# Required task
Locate the word "structured" in the data below, then copy every line that holds it.

* START Exercise input *

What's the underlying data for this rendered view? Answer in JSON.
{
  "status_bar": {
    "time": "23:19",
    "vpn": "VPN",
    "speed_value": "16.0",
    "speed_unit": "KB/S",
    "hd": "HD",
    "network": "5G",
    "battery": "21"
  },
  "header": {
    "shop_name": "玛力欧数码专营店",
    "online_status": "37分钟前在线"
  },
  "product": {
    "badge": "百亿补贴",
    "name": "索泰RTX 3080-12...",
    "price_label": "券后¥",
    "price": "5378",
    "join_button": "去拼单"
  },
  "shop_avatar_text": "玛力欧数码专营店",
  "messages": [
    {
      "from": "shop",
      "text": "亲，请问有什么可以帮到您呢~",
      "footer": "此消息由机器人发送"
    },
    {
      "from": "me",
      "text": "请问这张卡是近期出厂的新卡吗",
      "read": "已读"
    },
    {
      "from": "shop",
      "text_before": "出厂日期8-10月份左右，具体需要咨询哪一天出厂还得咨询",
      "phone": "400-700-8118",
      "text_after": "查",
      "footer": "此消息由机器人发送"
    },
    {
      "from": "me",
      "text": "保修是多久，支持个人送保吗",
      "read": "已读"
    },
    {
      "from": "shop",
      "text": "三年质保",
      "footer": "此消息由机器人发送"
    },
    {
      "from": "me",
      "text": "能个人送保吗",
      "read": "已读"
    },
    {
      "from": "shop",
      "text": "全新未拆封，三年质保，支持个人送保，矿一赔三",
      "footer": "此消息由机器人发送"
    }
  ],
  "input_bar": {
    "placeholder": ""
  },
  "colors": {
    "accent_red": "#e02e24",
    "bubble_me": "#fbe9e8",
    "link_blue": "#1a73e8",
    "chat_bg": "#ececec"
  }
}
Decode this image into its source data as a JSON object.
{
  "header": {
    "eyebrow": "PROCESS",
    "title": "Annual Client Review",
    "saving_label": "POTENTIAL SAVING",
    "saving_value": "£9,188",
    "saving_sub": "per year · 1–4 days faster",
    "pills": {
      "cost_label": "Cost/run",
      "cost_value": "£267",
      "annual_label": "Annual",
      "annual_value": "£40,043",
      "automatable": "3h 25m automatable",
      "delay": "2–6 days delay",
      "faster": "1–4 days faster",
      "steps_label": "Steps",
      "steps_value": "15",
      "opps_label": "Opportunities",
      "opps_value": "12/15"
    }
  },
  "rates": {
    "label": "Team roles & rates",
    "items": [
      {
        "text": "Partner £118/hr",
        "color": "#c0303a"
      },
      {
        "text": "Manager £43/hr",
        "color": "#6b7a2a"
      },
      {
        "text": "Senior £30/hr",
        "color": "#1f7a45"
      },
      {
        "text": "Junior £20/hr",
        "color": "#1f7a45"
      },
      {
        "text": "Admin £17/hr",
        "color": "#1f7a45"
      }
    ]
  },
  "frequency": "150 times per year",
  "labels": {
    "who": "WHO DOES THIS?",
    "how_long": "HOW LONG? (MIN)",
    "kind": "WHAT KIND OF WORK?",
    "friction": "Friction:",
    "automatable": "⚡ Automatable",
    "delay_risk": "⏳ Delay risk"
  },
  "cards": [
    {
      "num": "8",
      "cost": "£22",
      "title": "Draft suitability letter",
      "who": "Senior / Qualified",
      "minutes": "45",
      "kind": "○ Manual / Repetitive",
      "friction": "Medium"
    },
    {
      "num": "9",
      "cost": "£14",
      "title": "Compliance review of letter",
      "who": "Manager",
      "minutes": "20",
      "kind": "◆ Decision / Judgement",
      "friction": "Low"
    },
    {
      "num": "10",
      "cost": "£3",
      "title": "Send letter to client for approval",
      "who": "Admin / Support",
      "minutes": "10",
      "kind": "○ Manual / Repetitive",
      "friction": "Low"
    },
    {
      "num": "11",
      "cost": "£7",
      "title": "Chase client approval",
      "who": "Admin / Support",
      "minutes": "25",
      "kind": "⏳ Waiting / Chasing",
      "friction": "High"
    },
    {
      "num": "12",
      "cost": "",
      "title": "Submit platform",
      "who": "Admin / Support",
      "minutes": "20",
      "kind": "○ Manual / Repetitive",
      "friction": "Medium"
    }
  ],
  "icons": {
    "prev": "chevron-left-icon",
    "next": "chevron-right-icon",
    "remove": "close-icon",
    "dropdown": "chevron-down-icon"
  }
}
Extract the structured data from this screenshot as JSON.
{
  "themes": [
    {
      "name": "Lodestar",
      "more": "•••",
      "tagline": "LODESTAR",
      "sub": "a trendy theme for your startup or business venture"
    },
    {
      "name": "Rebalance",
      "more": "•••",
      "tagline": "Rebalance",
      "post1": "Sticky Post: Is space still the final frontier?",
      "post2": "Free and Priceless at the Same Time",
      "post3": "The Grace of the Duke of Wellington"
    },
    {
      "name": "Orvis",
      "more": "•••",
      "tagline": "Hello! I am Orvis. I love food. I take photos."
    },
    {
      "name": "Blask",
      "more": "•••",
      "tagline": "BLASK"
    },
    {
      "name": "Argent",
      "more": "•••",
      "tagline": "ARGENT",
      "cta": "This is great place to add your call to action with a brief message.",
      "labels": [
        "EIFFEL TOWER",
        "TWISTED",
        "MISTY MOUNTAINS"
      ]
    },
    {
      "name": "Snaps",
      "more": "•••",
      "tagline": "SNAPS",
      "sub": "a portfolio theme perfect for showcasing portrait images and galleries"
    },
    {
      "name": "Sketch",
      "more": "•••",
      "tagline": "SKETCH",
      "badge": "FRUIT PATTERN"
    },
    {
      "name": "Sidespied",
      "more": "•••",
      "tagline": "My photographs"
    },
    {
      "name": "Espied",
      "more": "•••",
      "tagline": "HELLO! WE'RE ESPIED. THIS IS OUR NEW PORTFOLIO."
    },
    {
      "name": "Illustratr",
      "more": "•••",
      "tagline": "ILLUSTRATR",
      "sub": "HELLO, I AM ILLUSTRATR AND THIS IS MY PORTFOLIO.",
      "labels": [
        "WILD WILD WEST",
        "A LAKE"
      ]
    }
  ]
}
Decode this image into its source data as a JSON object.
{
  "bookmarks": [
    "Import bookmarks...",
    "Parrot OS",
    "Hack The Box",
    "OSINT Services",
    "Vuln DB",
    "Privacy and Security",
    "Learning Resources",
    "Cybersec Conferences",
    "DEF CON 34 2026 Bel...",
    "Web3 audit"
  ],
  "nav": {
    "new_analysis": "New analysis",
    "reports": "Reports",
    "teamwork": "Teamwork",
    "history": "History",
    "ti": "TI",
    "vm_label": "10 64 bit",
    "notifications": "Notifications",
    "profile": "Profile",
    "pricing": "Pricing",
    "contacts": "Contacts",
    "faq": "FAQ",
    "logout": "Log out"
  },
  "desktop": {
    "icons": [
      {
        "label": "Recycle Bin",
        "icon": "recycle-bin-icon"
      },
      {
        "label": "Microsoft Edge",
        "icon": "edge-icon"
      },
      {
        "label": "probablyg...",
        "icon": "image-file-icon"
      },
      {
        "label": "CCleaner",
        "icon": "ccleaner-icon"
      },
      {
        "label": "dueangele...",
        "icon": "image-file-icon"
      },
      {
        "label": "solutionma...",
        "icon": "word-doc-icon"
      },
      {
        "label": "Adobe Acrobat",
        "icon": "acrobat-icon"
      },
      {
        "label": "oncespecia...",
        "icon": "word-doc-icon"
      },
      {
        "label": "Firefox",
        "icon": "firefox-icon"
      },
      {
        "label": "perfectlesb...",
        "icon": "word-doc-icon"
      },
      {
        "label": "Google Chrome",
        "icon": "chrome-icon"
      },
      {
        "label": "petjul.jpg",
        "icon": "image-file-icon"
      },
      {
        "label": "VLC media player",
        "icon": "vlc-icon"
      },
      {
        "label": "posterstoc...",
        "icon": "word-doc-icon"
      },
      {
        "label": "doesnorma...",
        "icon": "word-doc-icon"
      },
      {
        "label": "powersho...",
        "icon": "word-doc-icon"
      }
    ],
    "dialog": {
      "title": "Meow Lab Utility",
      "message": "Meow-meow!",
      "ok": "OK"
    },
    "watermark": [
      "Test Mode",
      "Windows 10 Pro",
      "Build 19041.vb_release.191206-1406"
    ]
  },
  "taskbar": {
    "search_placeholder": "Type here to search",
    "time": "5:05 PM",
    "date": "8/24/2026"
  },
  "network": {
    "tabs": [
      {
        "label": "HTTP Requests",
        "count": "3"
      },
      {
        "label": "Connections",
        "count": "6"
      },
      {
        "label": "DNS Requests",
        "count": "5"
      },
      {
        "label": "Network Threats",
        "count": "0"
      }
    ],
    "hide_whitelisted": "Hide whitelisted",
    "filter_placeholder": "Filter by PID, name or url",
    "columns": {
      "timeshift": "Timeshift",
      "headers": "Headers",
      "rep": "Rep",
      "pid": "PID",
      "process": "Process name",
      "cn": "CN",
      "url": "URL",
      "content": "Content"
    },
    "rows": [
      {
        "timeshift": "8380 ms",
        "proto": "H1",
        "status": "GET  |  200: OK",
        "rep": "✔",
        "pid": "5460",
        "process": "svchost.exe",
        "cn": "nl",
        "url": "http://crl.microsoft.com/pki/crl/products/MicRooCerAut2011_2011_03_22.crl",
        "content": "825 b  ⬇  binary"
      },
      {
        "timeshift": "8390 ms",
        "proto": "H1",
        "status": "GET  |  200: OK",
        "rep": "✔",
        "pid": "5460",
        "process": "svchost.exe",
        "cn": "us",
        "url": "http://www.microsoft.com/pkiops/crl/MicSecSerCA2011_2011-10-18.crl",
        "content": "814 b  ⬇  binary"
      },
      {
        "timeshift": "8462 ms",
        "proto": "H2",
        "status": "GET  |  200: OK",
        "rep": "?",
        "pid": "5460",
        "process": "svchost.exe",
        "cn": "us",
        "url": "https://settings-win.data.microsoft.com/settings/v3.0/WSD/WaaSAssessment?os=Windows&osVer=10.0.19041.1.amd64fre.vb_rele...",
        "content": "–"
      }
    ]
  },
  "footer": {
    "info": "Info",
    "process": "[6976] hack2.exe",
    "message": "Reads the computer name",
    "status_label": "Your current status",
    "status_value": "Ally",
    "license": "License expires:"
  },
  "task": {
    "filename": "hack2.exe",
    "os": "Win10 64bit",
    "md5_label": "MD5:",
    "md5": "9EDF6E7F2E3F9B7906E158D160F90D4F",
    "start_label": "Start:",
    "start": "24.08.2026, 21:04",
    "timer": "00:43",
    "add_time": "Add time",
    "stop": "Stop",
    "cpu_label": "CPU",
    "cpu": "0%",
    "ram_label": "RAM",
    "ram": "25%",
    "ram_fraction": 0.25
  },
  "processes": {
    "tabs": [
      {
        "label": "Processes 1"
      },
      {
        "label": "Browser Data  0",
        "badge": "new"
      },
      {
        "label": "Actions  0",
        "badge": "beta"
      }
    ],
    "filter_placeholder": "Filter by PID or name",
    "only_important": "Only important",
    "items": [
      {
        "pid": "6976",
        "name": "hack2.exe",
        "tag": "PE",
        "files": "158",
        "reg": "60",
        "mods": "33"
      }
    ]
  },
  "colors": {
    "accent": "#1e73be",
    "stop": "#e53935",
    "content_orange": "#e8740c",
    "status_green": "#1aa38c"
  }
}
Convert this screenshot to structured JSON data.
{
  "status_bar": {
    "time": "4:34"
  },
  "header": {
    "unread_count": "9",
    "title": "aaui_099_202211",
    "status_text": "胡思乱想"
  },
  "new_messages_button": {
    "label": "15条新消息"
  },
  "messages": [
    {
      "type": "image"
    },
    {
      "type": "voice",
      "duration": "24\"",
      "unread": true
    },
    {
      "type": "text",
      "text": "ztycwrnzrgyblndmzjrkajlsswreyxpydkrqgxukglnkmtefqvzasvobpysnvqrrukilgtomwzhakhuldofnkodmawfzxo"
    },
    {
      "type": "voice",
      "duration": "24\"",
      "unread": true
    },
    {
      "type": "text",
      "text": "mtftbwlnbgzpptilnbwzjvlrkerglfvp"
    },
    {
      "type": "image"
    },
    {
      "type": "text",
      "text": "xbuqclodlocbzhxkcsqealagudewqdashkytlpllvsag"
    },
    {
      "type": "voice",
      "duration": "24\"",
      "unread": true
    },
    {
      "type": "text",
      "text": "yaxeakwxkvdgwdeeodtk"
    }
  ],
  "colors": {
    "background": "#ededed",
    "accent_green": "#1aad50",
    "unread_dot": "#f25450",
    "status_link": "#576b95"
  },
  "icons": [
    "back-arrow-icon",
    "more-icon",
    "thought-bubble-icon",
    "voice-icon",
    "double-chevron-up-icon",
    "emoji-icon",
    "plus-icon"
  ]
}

* END Exercise input *

# Result
Extract the structured data from this screenshot as JSON.
Convert this screenshot to structured JSON data.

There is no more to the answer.